Start of Source

Earth is 4.54 billion years old and life is thought to be 3.5 billion years old. We know this from a variety of sources, such as radioactive decay, geological layering, and measuring the age of the oldest known rocks.

Young Earth Creationists try to ignore the basic fundamentals of nearly every branch of science to preserve their fundamentalist views, the unnecessary preservation of a literal interpretation of the Biblical creation story, something many Christian denominations do not uphold.

The COG claims that it does not prescribe to Young Earth Creationism, yet there have been many instances of these elements appearing in COG literature, lectures, sermons, and seminars over the past 20 years. Regardless of the official stances of COG cults, it is clear that these fundamentalists are abundant in these sects.

 

 

God of the Gaps

When it comes to scientific understanding, which each new breakthrough, the necessity for a divine influence directing the forces of the universe becomes less and less. Fundamentalists like to attack the things we understand poorly as evidence of God’s direct hand and the affirmation of their rigid Bible-based beliefs. In reality, absence of evidence is not evidence of absence, and with that attitude, we would never advance as a civilization.

End of Source

## Required work
Carry on the essay on Young Earth Creationism, picking up right after its final sentence. The records that come next have no connection to the essay on Young Earth Creationism.

Start of Dataset content

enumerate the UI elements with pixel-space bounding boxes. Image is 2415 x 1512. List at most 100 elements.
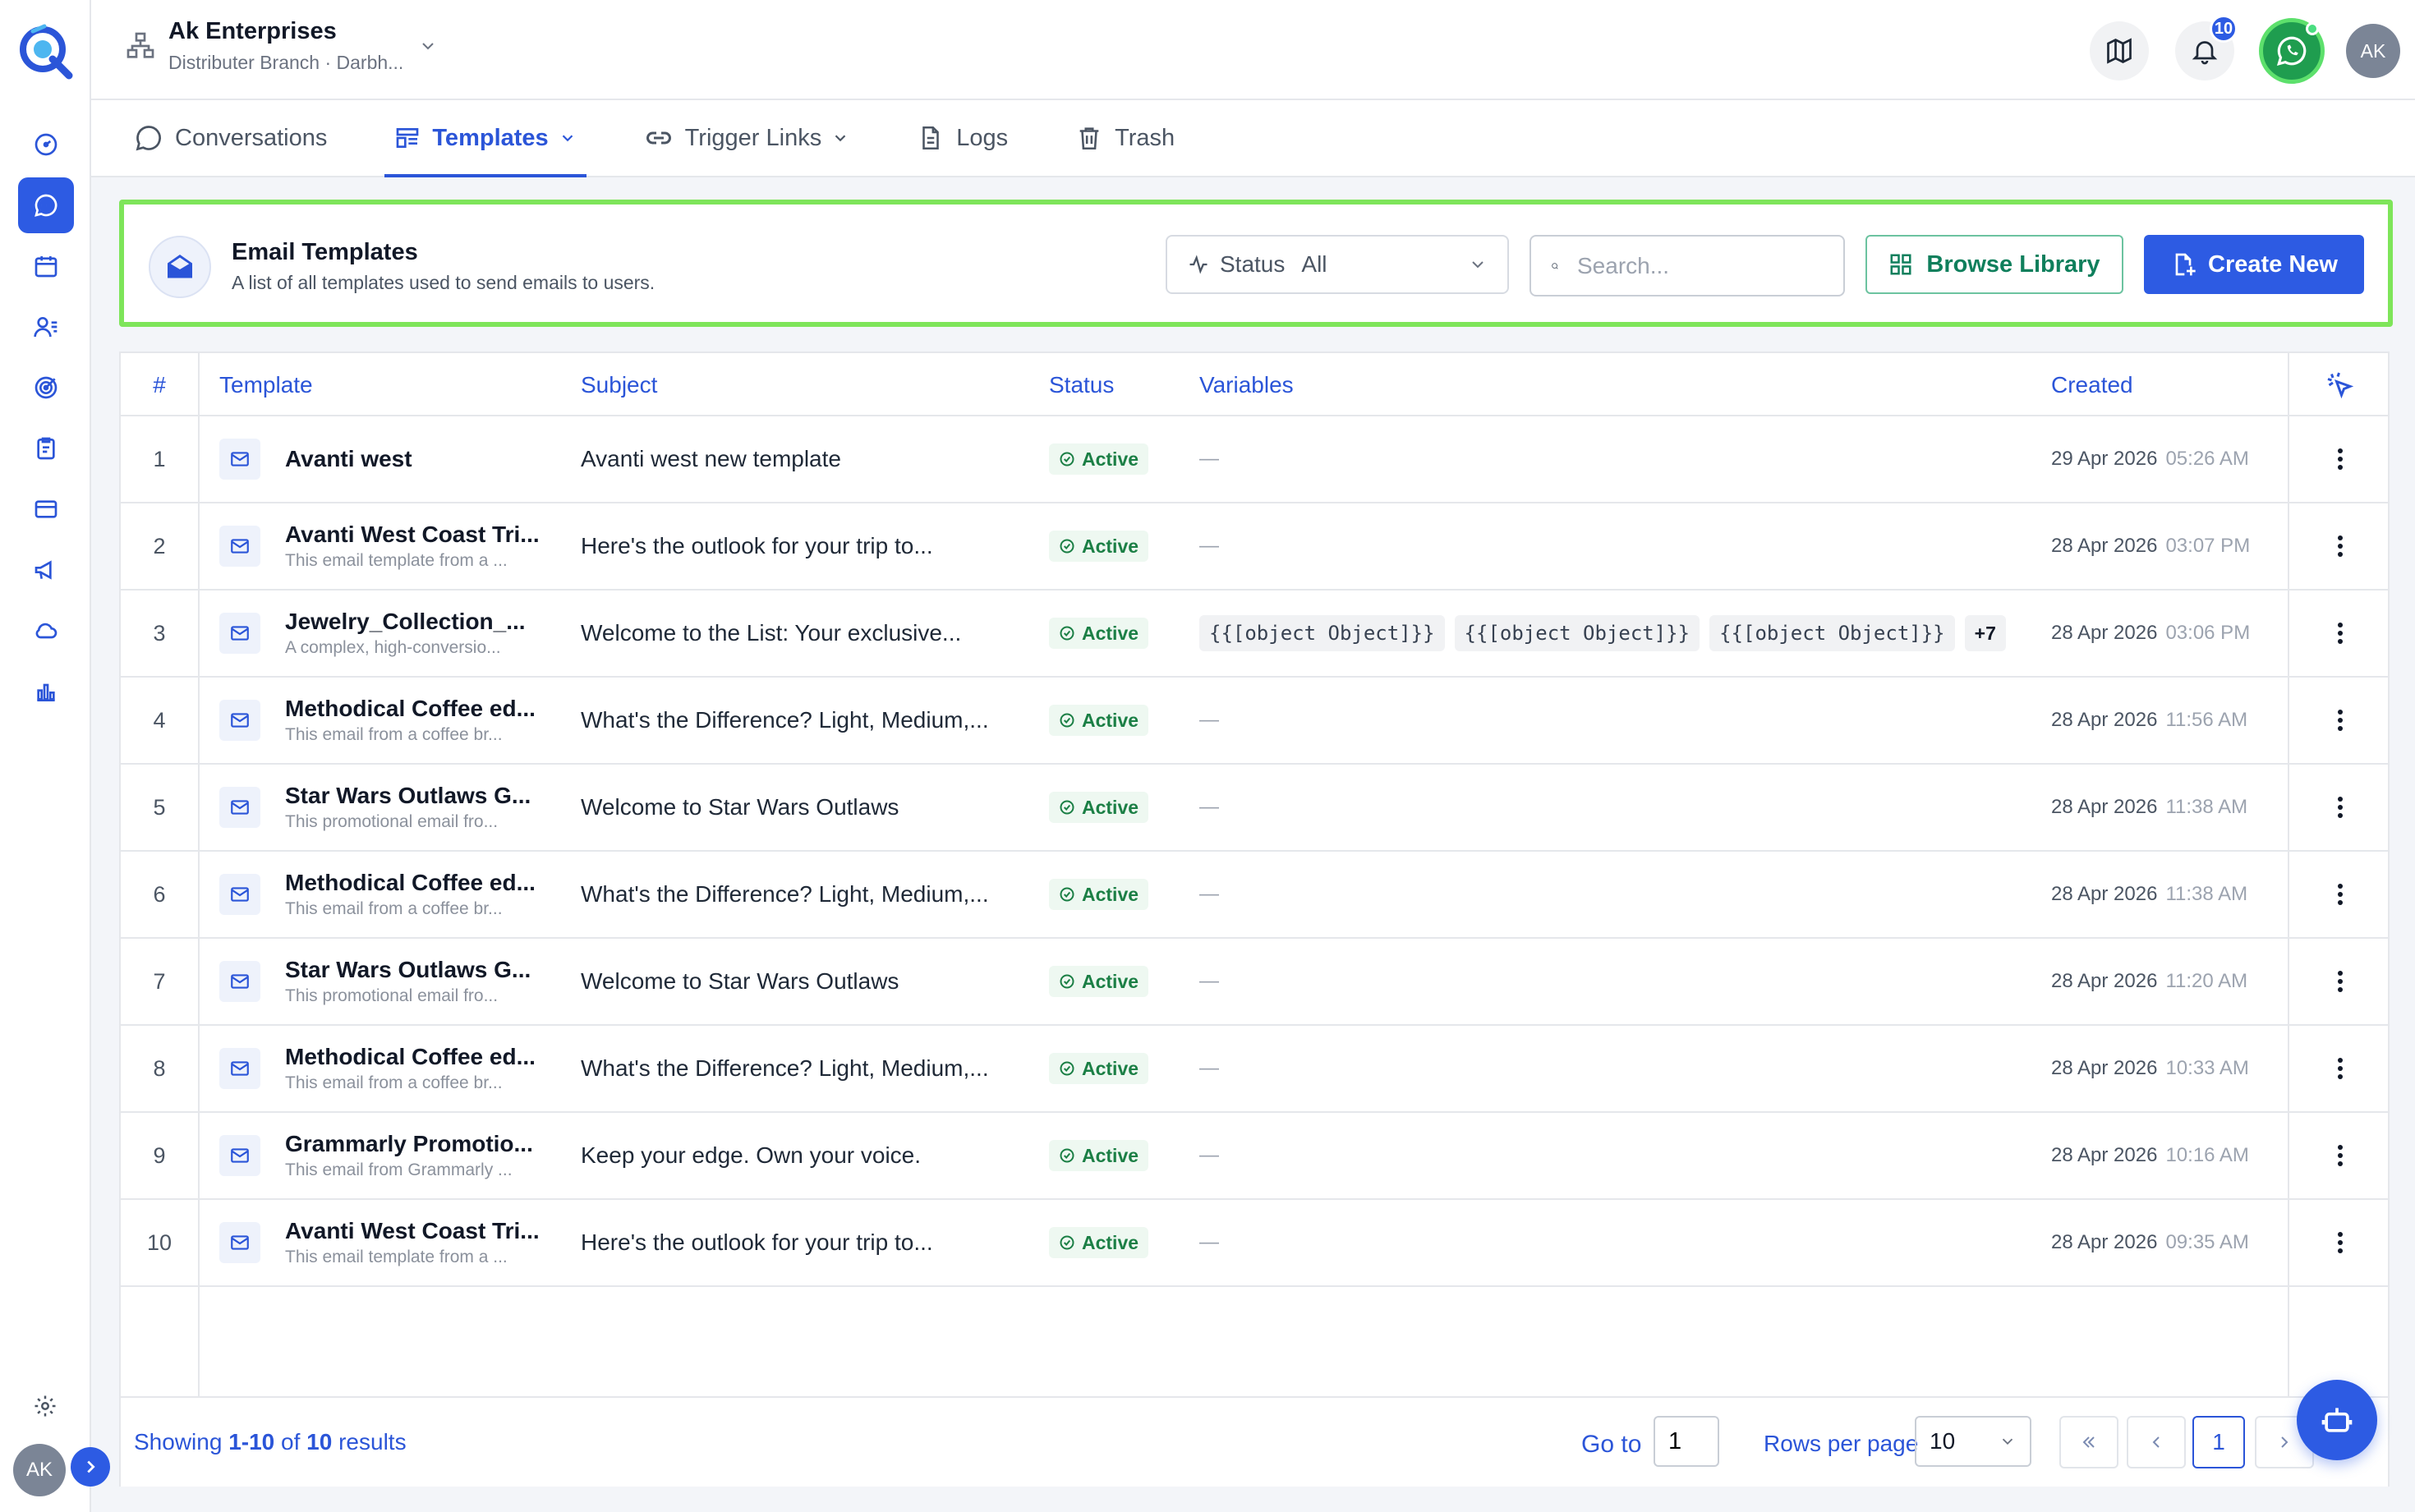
row-actions-button[interactable] <box>2289 591 2391 676</box>
template-cell[interactable]: Avanti West Coast Tri... This email templ… <box>219 503 564 589</box>
sidebar-item-calendar[interactable] <box>18 238 74 294</box>
created-time: 09:35 AM <box>2165 1231 2249 1253</box>
no-variables-dash: — <box>1199 709 1219 731</box>
row-actions-button[interactable] <box>2289 765 2391 850</box>
check-circle-icon <box>1060 1148 1074 1163</box>
tab-templates[interactable]: Templates <box>384 100 586 177</box>
search-input[interactable] <box>1577 252 1824 279</box>
map-icon <box>2107 38 2132 64</box>
more-vertical-icon <box>2338 1058 2343 1079</box>
envelope-icon <box>231 1235 249 1250</box>
sidebar-settings[interactable] <box>17 1378 73 1434</box>
sidebar-expand-button[interactable] <box>71 1447 110 1487</box>
table-row[interactable]: 8 Methodical Coffee ed... This email from … <box>121 1026 2388 1113</box>
status-cell: Active <box>1049 939 1149 1024</box>
table-row[interactable]: 3 Jewelry_Collection_... A complex, high-c… <box>121 591 2388 678</box>
table-row[interactable]: 9 Grammarly Promotio... This email from Gr… <box>121 1113 2388 1200</box>
sidebar-item-tasks[interactable] <box>18 421 74 476</box>
sidebar-item-conversations[interactable] <box>17 177 74 233</box>
row-number: 3 <box>153 620 166 646</box>
browse-library-button[interactable]: Browse Library <box>1865 235 2123 294</box>
row-actions-button[interactable] <box>2289 852 2391 937</box>
notifications-button[interactable]: 10 <box>2175 15 2238 80</box>
sidebar-item-billing[interactable] <box>18 481 74 537</box>
column-settings-button[interactable] <box>2289 353 2391 416</box>
template-cell[interactable]: Methodical Coffee ed... This email from a… <box>219 1026 564 1111</box>
created-time: 10:16 AM <box>2165 1144 2249 1166</box>
template-cell[interactable]: Methodical Coffee ed... This email from a… <box>219 852 564 937</box>
org-name: Ak Enterprises <box>168 18 337 44</box>
row-actions-button[interactable] <box>2289 1026 2391 1111</box>
table-row[interactable]: 5 Star Wars Outlaws G... This promotional … <box>121 765 2388 852</box>
created-cell: 28 Apr 2026 10:33 AM <box>2051 1026 2249 1111</box>
app-logo[interactable] <box>7 11 85 90</box>
row-actions-button[interactable] <box>2289 939 2391 1024</box>
col-header-status[interactable]: Status <box>1049 353 1114 416</box>
tab-conversations[interactable]: Conversations <box>124 100 337 176</box>
row-actions-button[interactable] <box>2289 416 2391 502</box>
no-variables-dash: — <box>1199 1231 1219 1253</box>
template-cell[interactable]: Star Wars Outlaws G... This promotional e… <box>219 765 564 850</box>
search-box[interactable] <box>1530 235 1845 296</box>
tab-trigger-links[interactable]: Trigger Links <box>634 100 860 176</box>
envelope-icon <box>231 713 249 728</box>
org-switcher[interactable]: Ak Enterprises Distributer Branch · Darb… <box>124 18 438 74</box>
table-row[interactable]: 10 Avanti West Coast Tri... This email tem… <box>121 1200 2388 1287</box>
row-actions-button[interactable] <box>2289 678 2391 763</box>
sidebar-item-broadcast[interactable] <box>18 542 74 598</box>
template-description: This email template from a ... <box>285 1248 508 1266</box>
row-actions-button[interactable] <box>2289 1200 2391 1285</box>
col-header-subject[interactable]: Subject <box>581 353 657 416</box>
col-header-template[interactable]: Template <box>219 353 313 416</box>
created-cell: 28 Apr 2026 09:35 AM <box>2051 1200 2249 1285</box>
row-number: 8 <box>153 1055 166 1081</box>
template-cell[interactable]: Avanti west <box>219 416 564 502</box>
sidebar-item-contacts[interactable] <box>18 299 74 355</box>
rows-per-page-label: Rows per page <box>1764 1431 1919 1456</box>
status-filter[interactable]: Status All <box>1166 235 1509 294</box>
template-cell[interactable]: Methodical Coffee ed... This email from a… <box>219 678 564 763</box>
table-row[interactable]: 4 Methodical Coffee ed... This email from … <box>121 678 2388 765</box>
template-cell[interactable]: Star Wars Outlaws G... This promotional e… <box>219 939 564 1024</box>
bell-icon <box>2192 41 2218 65</box>
created-date: 28 Apr 2026 <box>2051 709 2158 731</box>
first-page-button[interactable] <box>2059 1416 2118 1468</box>
envelope-icon <box>231 452 249 466</box>
tab-logs[interactable]: Logs <box>907 100 1018 176</box>
template-name: Jewelry_Collection_... <box>285 609 526 634</box>
assistant-bot-button[interactable] <box>2297 1380 2377 1460</box>
more-variables-chip[interactable]: +7 <box>1964 615 2006 651</box>
template-cell[interactable]: Jewelry_Collection_... A complex, high-co… <box>219 591 564 676</box>
search-icon <box>1552 262 1558 269</box>
table-row[interactable]: 6 Methodical Coffee ed... This email from … <box>121 852 2388 939</box>
col-header-variables[interactable]: Variables <box>1199 353 1294 416</box>
template-cell[interactable]: Grammarly Promotio... This email from Gra… <box>219 1113 564 1198</box>
prev-page-button[interactable] <box>2127 1416 2186 1468</box>
tab-label: Trash <box>1115 124 1175 151</box>
sidebar-item-campaigns[interactable] <box>18 360 74 416</box>
row-actions-button[interactable] <box>2289 503 2391 589</box>
tab-trash[interactable]: Trash <box>1065 100 1184 176</box>
create-new-button[interactable]: Create New <box>2144 235 2364 294</box>
map-button[interactable] <box>2090 21 2149 80</box>
user-avatar[interactable]: AK <box>2346 24 2400 78</box>
rows-per-page-select[interactable]: 10 <box>1915 1416 2031 1467</box>
page-1-button[interactable]: 1 <box>2192 1416 2245 1468</box>
table-row[interactable]: 7 Star Wars Outlaws G... This promotional … <box>121 939 2388 1026</box>
status-text: Active <box>1082 970 1139 992</box>
sidebar-item-cloud[interactable] <box>18 603 74 659</box>
created-date: 28 Apr 2026 <box>2051 796 2158 818</box>
status-badge: Active <box>1049 792 1149 823</box>
col-header-created[interactable]: Created <box>2051 353 2133 416</box>
sidebar-item-dashboard[interactable] <box>18 117 74 172</box>
table-row[interactable]: 1 Avanti west Avanti west new template Acti… <box>121 416 2388 503</box>
row-actions-button[interactable] <box>2289 1113 2391 1198</box>
go-to-page-input[interactable] <box>1654 1416 1719 1467</box>
status-badge: Active <box>1049 1053 1149 1084</box>
table-row[interactable]: 2 Avanti West Coast Tri... This email temp… <box>121 503 2388 591</box>
whatsapp-button[interactable] <box>2259 18 2325 84</box>
row-number: 1 <box>153 446 166 471</box>
template-cell[interactable]: Avanti West Coast Tri... This email templ… <box>219 1200 564 1285</box>
sidebar-item-reports[interactable] <box>18 664 74 719</box>
sidebar-avatar[interactable]: AK <box>13 1444 66 1496</box>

End of Dataset content

## Right answer
 

While science does not preclude or oppose the existence of God, it does not require it, and it certainly puts the lie to pseudoscientific claims that abound in the world religious fundamentalism.

A relationship with God is important in the lives of countless people, and its value for the religious cannot be denied. This personal relationship, however, need not be enforced upon each aspect of reality, nor upon the beliefs of other people. There is certainly room for God and religion in this vast universe, and within our societies and cultures.

It is important, however, to recognize that science is confined to physical observations. Theology and philosophy discuss the existence of the supernatural world beyond the physical. Both can be discussed in tandem, yet they remain separate disciplines, and it is unfair to attack one with the other.